--- DATASET EXCERPTS ---

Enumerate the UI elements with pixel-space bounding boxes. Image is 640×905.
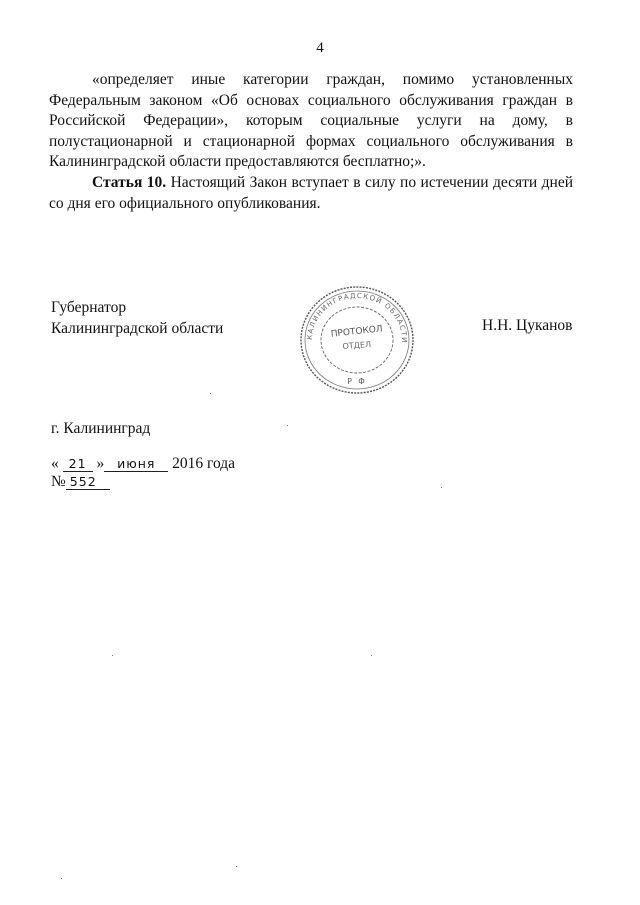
article-10-line-1 [49, 173, 573, 194]
paragraph-line: «определяет иные категории граждан, помимо установленных [92, 71, 573, 88]
scan-speck [112, 655, 113, 656]
scan-speck [371, 655, 372, 656]
date-month: июня [104, 457, 168, 472]
scan-speck [210, 393, 211, 394]
signatory-title-line-2: Калининградской области [51, 319, 224, 337]
scan-speck [287, 425, 288, 426]
official-seal-stamp [298, 284, 416, 396]
seal-ring-text: КАЛИНИНГРАДСКОЙ ОБЛАСТИ [305, 291, 409, 344]
paragraph-line: Российской Федерации», которым социальные услуги на дому, в [49, 112, 573, 129]
seal-bottom-text: Р Ф [347, 377, 367, 386]
number-value: 552 [66, 475, 110, 490]
amendment-paragraph [49, 70, 573, 173]
date-open-quote: « [51, 455, 59, 472]
paragraph-line: полустационарной и стационарной формах социального обслуживания в [49, 132, 573, 150]
signatory-name: Н.Н. Цуканов [482, 317, 573, 334]
number-sign: № [51, 473, 66, 490]
paragraph-line: Федеральным законом «Об основах социального обслуживания граждан в [49, 91, 573, 109]
date-close-quote: » [96, 455, 105, 472]
article-10-paragraph [49, 173, 573, 214]
seal-center-text-1: ПРОТОКОЛ [330, 324, 384, 340]
article-heading: Статья 10. [92, 174, 167, 191]
seal-center-text-2: ОТДЕЛ [342, 340, 372, 351]
article-10-line-2: со дня его официального опубликования. [49, 194, 321, 212]
date-year: 2016 года [172, 455, 236, 472]
place-of-signing: г. Калининград [51, 420, 151, 437]
law-number [51, 473, 110, 491]
date-day: 21 [63, 457, 93, 472]
scan-speck [236, 866, 237, 867]
scan-speck [61, 878, 62, 879]
scan-speck [441, 487, 442, 488]
page-number: 4 [316, 40, 324, 56]
article-text: Настоящий Закон вступает в силу по истечении десяти дней [166, 174, 573, 191]
paragraph-line: Калининградской области предоставляются бесплатно;». [49, 153, 426, 170]
signatory-title-line-1: Губернатор [51, 299, 127, 316]
signatory-title [51, 298, 223, 339]
signing-date [51, 455, 235, 473]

---

[JOB]: Rewrite the records above, replacing every "scan-speck" with "dust-mark" and leaving everything else unchanged. Omit the picture from your answer.

[THE ANSWER]:
Enumerate the UI elements with pixel-space bounding boxes. Image is 640×905.
article-10-line-1 [49, 173, 573, 194]
paragraph-line: «определяет иные категории граждан, помимо установленных [92, 71, 573, 88]
dust-mark [112, 655, 113, 656]
dust-mark [371, 655, 372, 656]
date-month: июня [104, 457, 168, 472]
dust-mark [210, 393, 211, 394]
signatory-title-line-2: Калининградской области [51, 319, 224, 337]
dust-mark [287, 425, 288, 426]
official-seal-stamp [298, 284, 416, 396]
seal-ring-text: КАЛИНИНГРАДСКОЙ ОБЛАСТИ [305, 291, 409, 344]
paragraph-line: Российской Федерации», которым социальные услуги на дому, в [49, 112, 573, 129]
seal-bottom-text: Р Ф [347, 377, 367, 386]
number-value: 552 [66, 475, 110, 490]
amendment-paragraph [49, 70, 573, 173]
date-open-quote: « [51, 455, 59, 472]
paragraph-line: полустационарной и стационарной формах социального обслуживания в [49, 132, 573, 150]
signatory-name: Н.Н. Цуканов [482, 317, 573, 334]
number-sign: № [51, 473, 66, 490]
paragraph-line: Федеральным законом «Об основах социального обслуживания граждан в [49, 91, 573, 109]
date-close-quote: » [96, 455, 105, 472]
article-10-paragraph [49, 173, 573, 214]
seal-center-text-1: ПРОТОКОЛ [330, 324, 384, 340]
article-heading: Статья 10. [92, 174, 167, 191]
seal-center-text-2: ОТДЕЛ [342, 340, 372, 351]
article-10-line-2: со дня его официального опубликования. [49, 194, 321, 212]
date-year: 2016 года [172, 455, 236, 472]
place-of-signing: г. Калининград [51, 420, 151, 437]
law-number [51, 473, 110, 491]
date-day: 21 [63, 457, 93, 472]
dust-mark [236, 866, 237, 867]
dust-mark [61, 878, 62, 879]
dust-mark [441, 487, 442, 488]
page-number: 4 [316, 40, 324, 56]
article-text: Настоящий Закон вступает в силу по истечении десяти дней [166, 174, 573, 191]
paragraph-line: Калининградской области предоставляются бесплатно;». [49, 153, 426, 170]
signatory-title-line-1: Губернатор [51, 299, 127, 316]
signatory-title [51, 298, 223, 339]
signing-date [51, 455, 235, 473]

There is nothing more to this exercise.